'''

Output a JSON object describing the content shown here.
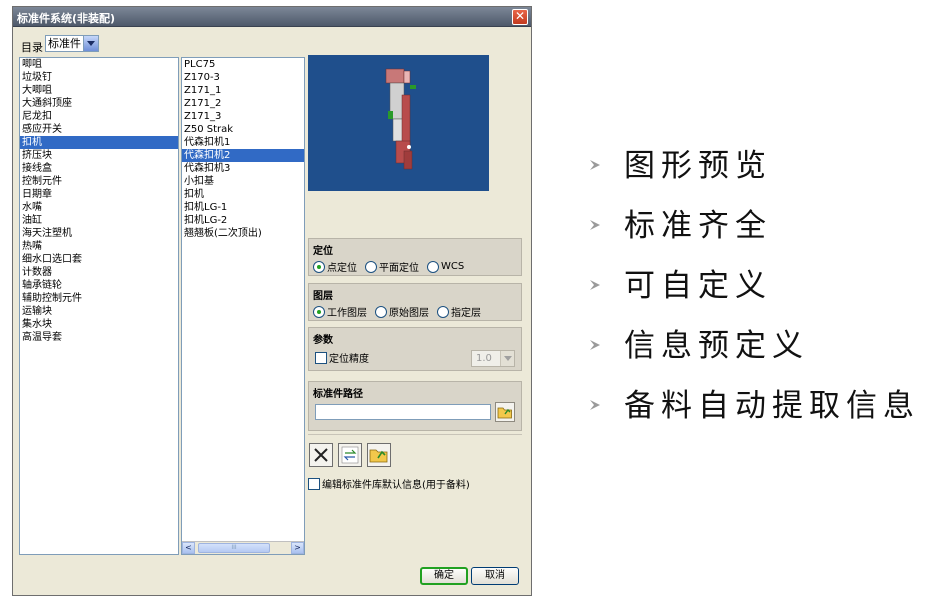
{
  "window": {
    "title": "标准件系统(非装配)",
    "close_label": "✕"
  },
  "catalog": {
    "label": "目录",
    "value": "标准件"
  },
  "left_list": {
    "items": [
      "唧咀",
      "垃圾钉",
      "大唧咀",
      "大通斜顶座",
      "尼龙扣",
      "感应开关",
      "扣机",
      "挤压块",
      "接线盒",
      "控制元件",
      "日期章",
      "水嘴",
      "油缸",
      "海天注塑机",
      "热嘴",
      "细水口选口套",
      "计数器",
      "轴承链轮",
      "辅助控制元件",
      "运输块",
      "集水块",
      "高温导套"
    ],
    "selected_index": 6
  },
  "mid_list": {
    "items": [
      "PLC75",
      "Z170-3",
      "Z171_1",
      "Z171_2",
      "Z171_3",
      "Z50 Strak",
      "代森扣机1",
      "代森扣机2",
      "代森扣机3",
      "小扣基",
      "扣机",
      "扣机LG-1",
      "扣机LG-2",
      "翘翘板(二次顶出)"
    ],
    "selected_index": 7,
    "scroll_left": "<",
    "scroll_right": ">",
    "scroll_thumb": "III"
  },
  "positioning": {
    "title": "定位",
    "options": [
      "点定位",
      "平面定位",
      "WCS"
    ],
    "selected_index": 0
  },
  "layer": {
    "title": "图层",
    "options": [
      "工作图层",
      "原始图层",
      "指定层"
    ],
    "selected_index": 0
  },
  "params": {
    "title": "参数",
    "precision_label": "定位精度",
    "precision_value": "1.0"
  },
  "path": {
    "title": "标准件路径",
    "value": ""
  },
  "edit_checkbox": {
    "label": "编辑标准件库默认信息(用于备料)"
  },
  "buttons": {
    "ok": "确定",
    "cancel": "取消"
  },
  "bullets": [
    "图形预览",
    "标准齐全",
    "可自定义",
    "信息预定义",
    "备料自动提取信息"
  ],
  "colors": {
    "selection": "#316ac5",
    "preview_bg": "#1f4f8c",
    "ok_border": "#21a121"
  }
}
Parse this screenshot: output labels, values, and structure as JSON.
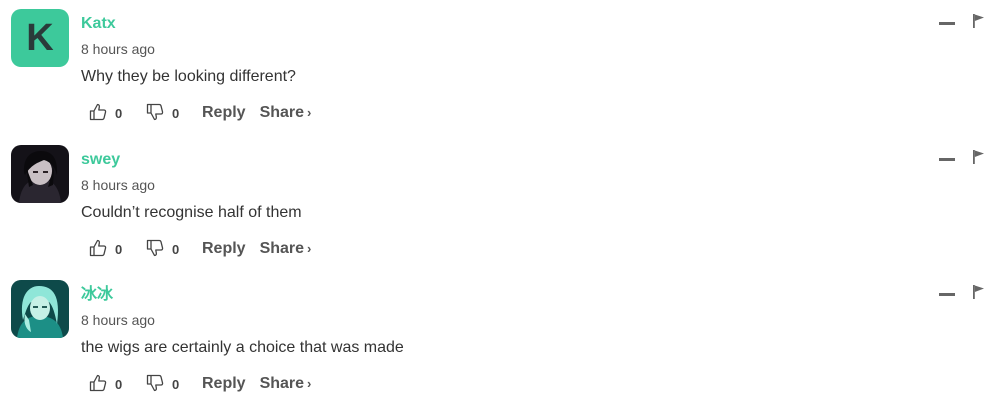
{
  "colors": {
    "accent": "#3dc99b",
    "text": "#333333",
    "muted": "#555555"
  },
  "comments": [
    {
      "avatar_letter": "K",
      "username": "Katx",
      "time": "8 hours ago",
      "text": "Why they be looking different?",
      "upvotes": "0",
      "downvotes": "0",
      "reply_label": "Reply",
      "share_label": "Share",
      "share_chevron": "›"
    },
    {
      "username": "swey",
      "time": "8 hours ago",
      "text": "Couldn’t recognise half of them",
      "upvotes": "0",
      "downvotes": "0",
      "reply_label": "Reply",
      "share_label": "Share",
      "share_chevron": "›"
    },
    {
      "username": "冰冰",
      "time": "8 hours ago",
      "text": "the wigs are certainly a choice that was made",
      "upvotes": "0",
      "downvotes": "0",
      "reply_label": "Reply",
      "share_label": "Share",
      "share_chevron": "›"
    }
  ]
}
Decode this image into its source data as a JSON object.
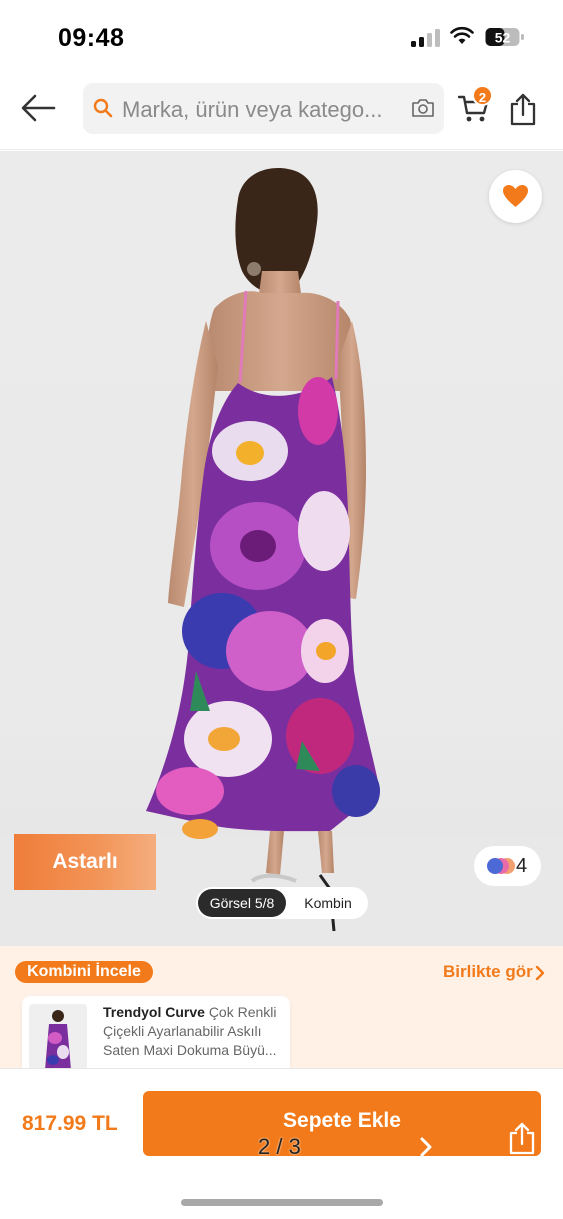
{
  "status_bar": {
    "time": "09:48",
    "battery": "52"
  },
  "header": {
    "search_placeholder": "Marka, ürün veya katego...",
    "cart_count": "2"
  },
  "product_image": {
    "badge": "Astarlı",
    "color_count": "4",
    "gallery_active_tab": "Görsel 5/8",
    "gallery_other_tab": "Kombin"
  },
  "kombin": {
    "badge": "Kombini İncele",
    "link": "Birlikte gör",
    "card": {
      "brand": "Trendyol Curve",
      "title": "Çok Renkli Çiçekli Ayarlanabilir Askılı Saten Maxi Dokuma Büyü..."
    }
  },
  "bottom": {
    "price": "817.99 TL",
    "add_to_cart": "Sepete Ekle",
    "page_indicator": "2 / 3"
  },
  "colors": {
    "accent": "#f27a1a",
    "badge_bg": "#fff1e6"
  }
}
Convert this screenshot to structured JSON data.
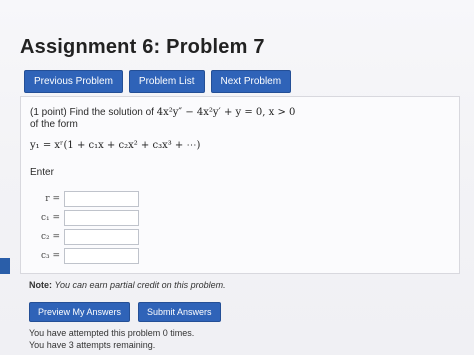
{
  "page": {
    "title": "Assignment 6: Problem 7"
  },
  "navigation": {
    "previous": "Previous Problem",
    "list": "Problem List",
    "next": "Next Problem"
  },
  "problem": {
    "points": "(1 point) Find the solution of",
    "equation": "4x²y″ − 4x²y′ + y = 0, x > 0",
    "form_text": "of the form",
    "series_form": "y₁ = xʳ(1 + c₁x + c₂x² + c₃x³ + ⋯)",
    "enter": "Enter"
  },
  "answers": [
    {
      "label": "r =",
      "value": ""
    },
    {
      "label": "c₁ =",
      "value": ""
    },
    {
      "label": "c₂ =",
      "value": ""
    },
    {
      "label": "c₃ =",
      "value": ""
    }
  ],
  "note": {
    "prefix": "Note:",
    "text": "You can earn partial credit on this problem."
  },
  "actions": {
    "preview": "Preview My Answers",
    "submit": "Submit Answers"
  },
  "status": {
    "attempted": "You have attempted this problem 0 times.",
    "remaining": "You have 3 attempts remaining."
  }
}
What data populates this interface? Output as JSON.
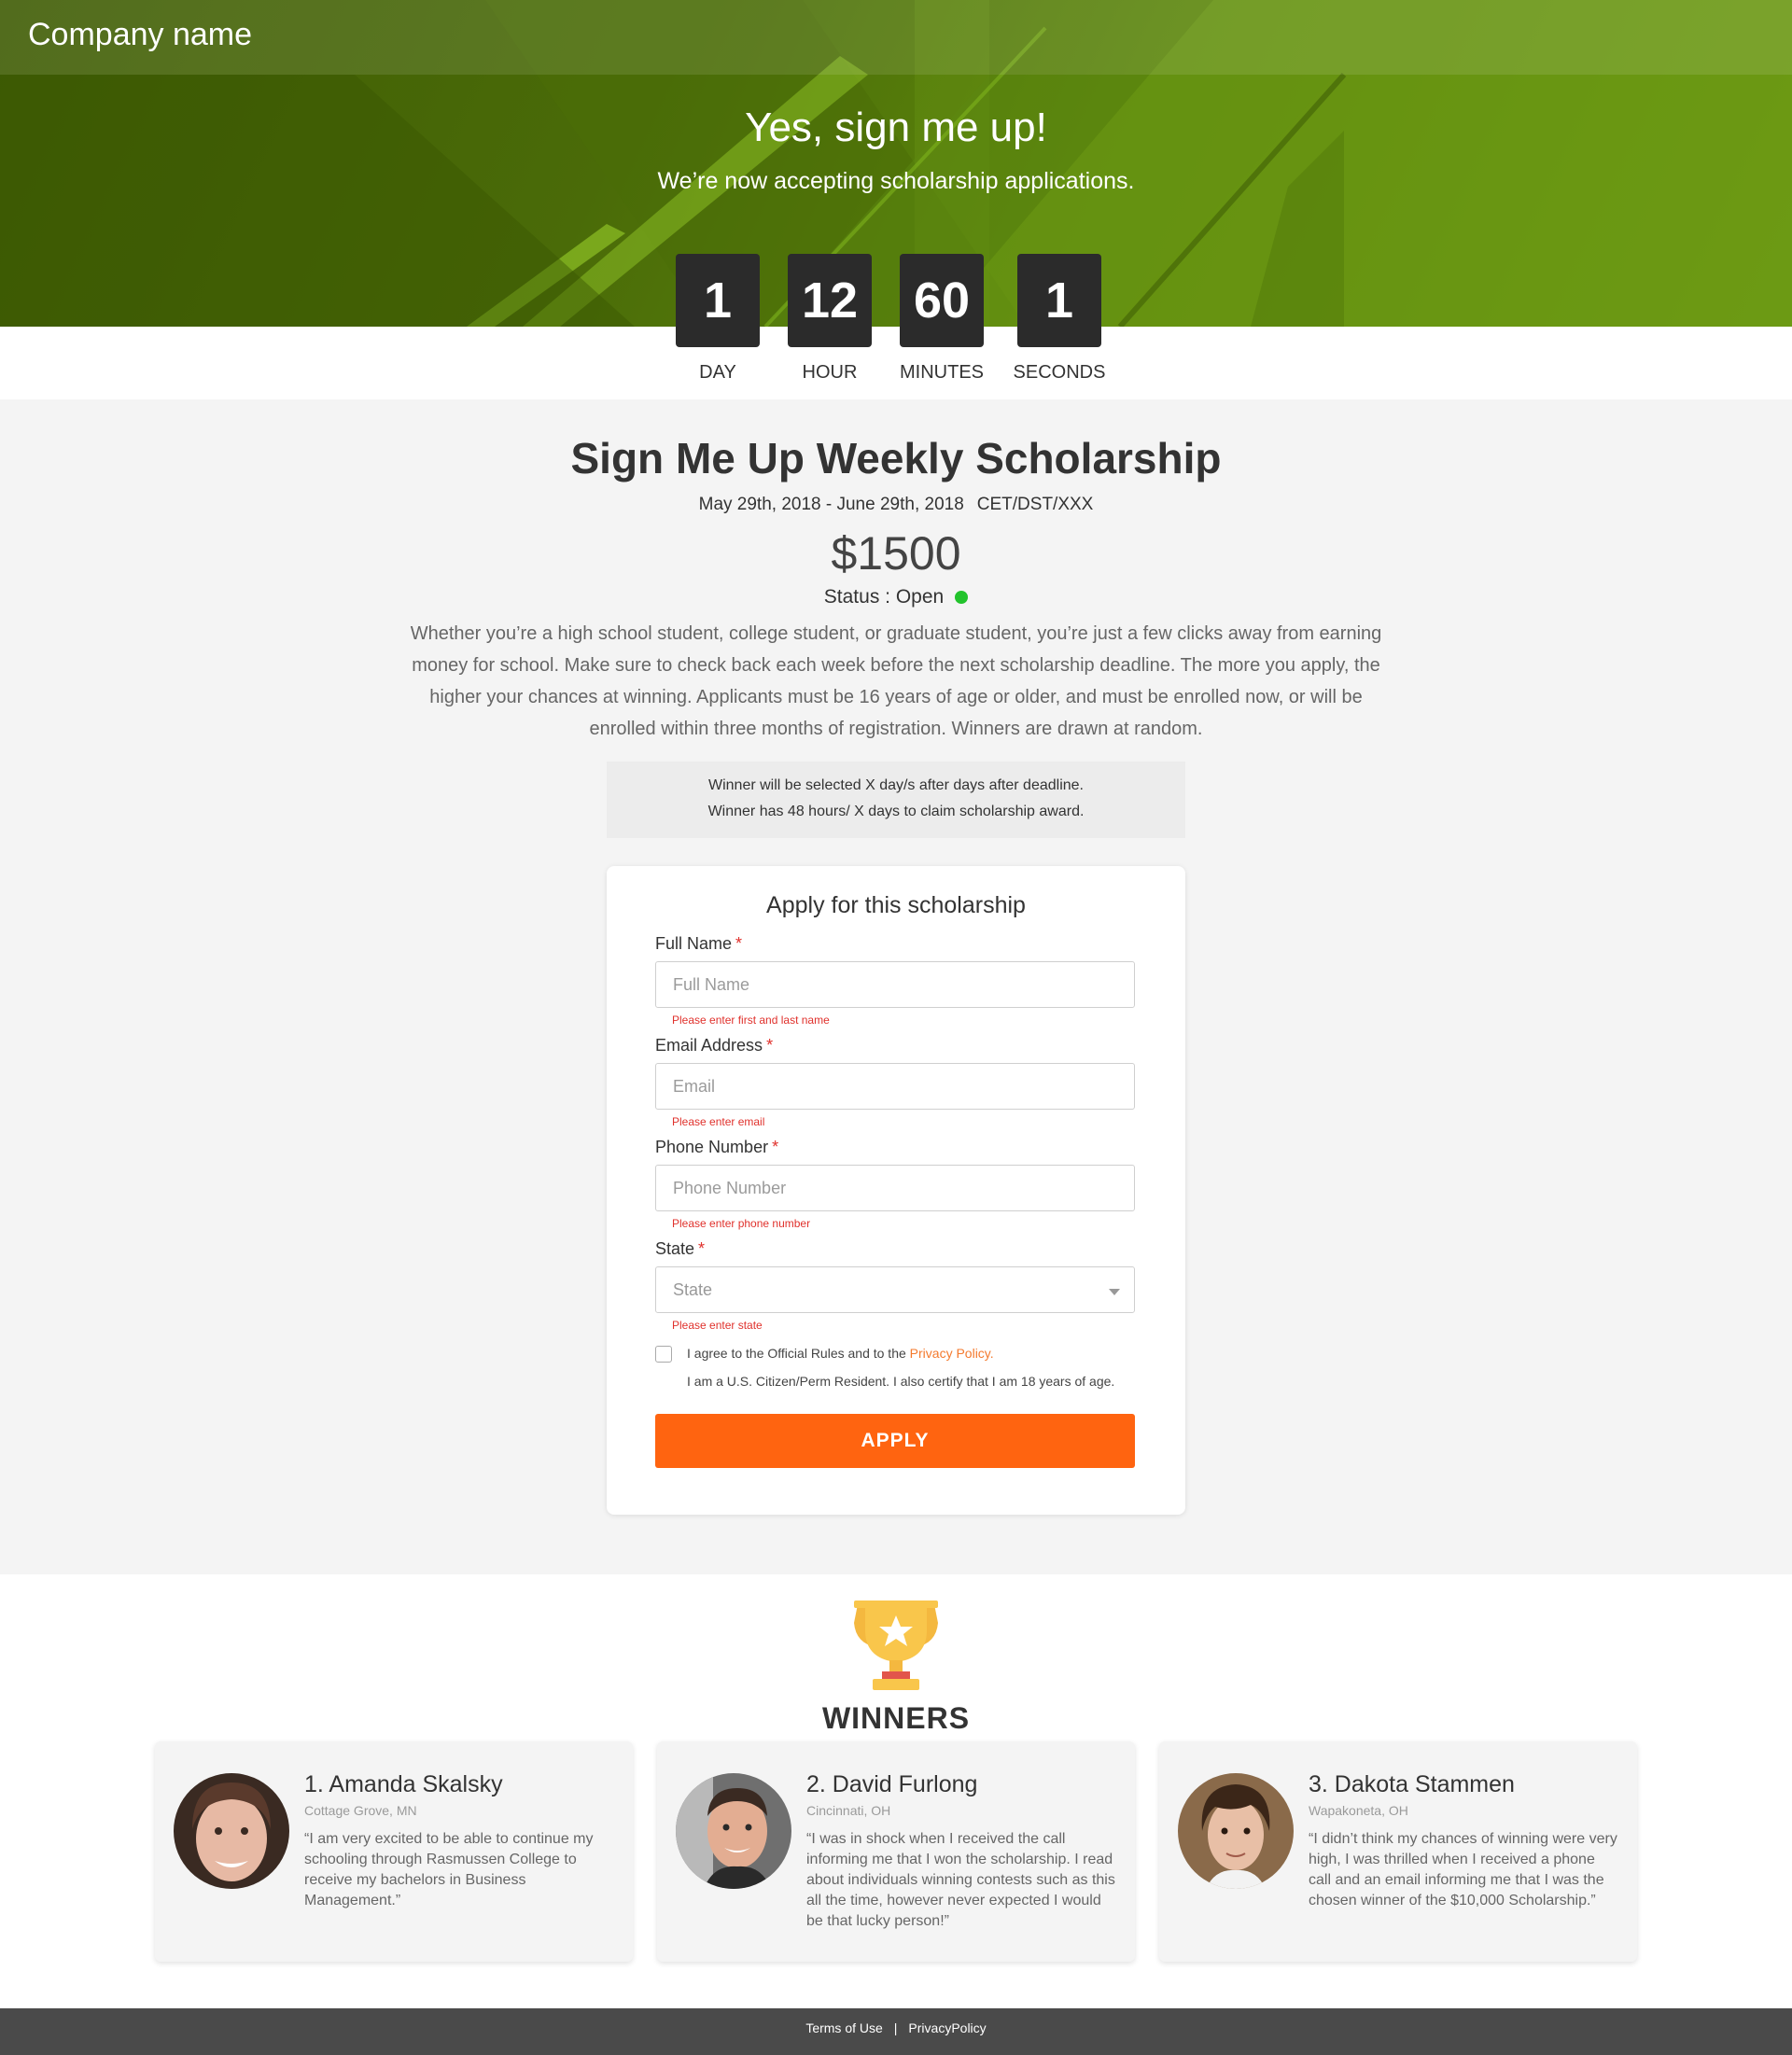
{
  "header": {
    "company_name": "Company name",
    "title": "Yes, sign me up!",
    "subtitle": "We’re now accepting scholarship applications."
  },
  "countdown": [
    {
      "value": "1",
      "label": "DAY"
    },
    {
      "value": "12",
      "label": "HOUR"
    },
    {
      "value": "60",
      "label": "MINUTES"
    },
    {
      "value": "1",
      "label": "SECONDS"
    }
  ],
  "scholarship": {
    "title": "Sign Me Up Weekly Scholarship",
    "dates": "May 29th, 2018 - June 29th, 2018",
    "timezone": "CET/DST/XXX",
    "amount": "$1500",
    "status": "Status : Open",
    "status_color": "#22c32c",
    "description": "Whether you’re a high school student, college student, or graduate student, you’re just a few clicks away from earning money for school. Make sure to check back each week before the next scholarship deadline. The more you apply, the higher your chances at winning. Applicants must be 16 years of age or older, and must be enrolled now, or will be enrolled within three months of registration. Winners are drawn at random.",
    "note_line1": "Winner will be selected X day/s after days after deadline.",
    "note_line2": "Winner has 48 hours/ X days to claim scholarship award."
  },
  "form": {
    "title": "Apply for this scholarship",
    "required_mark": "*",
    "full_name": {
      "label": "Full Name",
      "placeholder": "Full Name",
      "error": "Please enter first and last name"
    },
    "email": {
      "label": "Email Address",
      "placeholder": "Email",
      "error": "Please enter email"
    },
    "phone": {
      "label": "Phone Number",
      "placeholder": "Phone Number",
      "error": "Please enter phone number"
    },
    "state": {
      "label": "State",
      "placeholder": "State",
      "error": "Please enter state"
    },
    "agree_text": "I agree to the Official Rules and to the",
    "privacy_link": "Privacy Policy.",
    "certify_text": "I am a U.S. Citizen/Perm Resident.  I also certify that I am 18 years of age.",
    "apply_label": "APPLY",
    "accent_color": "#ff6410"
  },
  "winners": {
    "title": "WINNERS",
    "items": [
      {
        "name": "1. Amanda Skalsky",
        "location": "Cottage Grove, MN",
        "quote": "“I am very excited to be able to continue my schooling through Rasmussen College to receive my bachelors in Business Management.”"
      },
      {
        "name": "2. David Furlong",
        "location": "Cincinnati, OH",
        "quote": "“I was in shock when I received the call informing me that I won the scholarship. I read about individuals winning contests such as this all the time, however never expected I would be that lucky person!”"
      },
      {
        "name": "3. Dakota Stammen",
        "location": "Wapakoneta, OH",
        "quote": "“I didn’t think my chances of winning were very high, I was thrilled when I received a phone call and an email informing me that I was the chosen winner of the $10,000 Scholarship.”"
      }
    ]
  },
  "footer": {
    "terms": "Terms of Use",
    "separator": "|",
    "privacy": "PrivacyPolicy"
  }
}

'''

### WHAT IS REQUIRED
Check each line in the listing above for the string "have", then report how many lines contain it, with no other text.

### REPLY TO THE TASK
2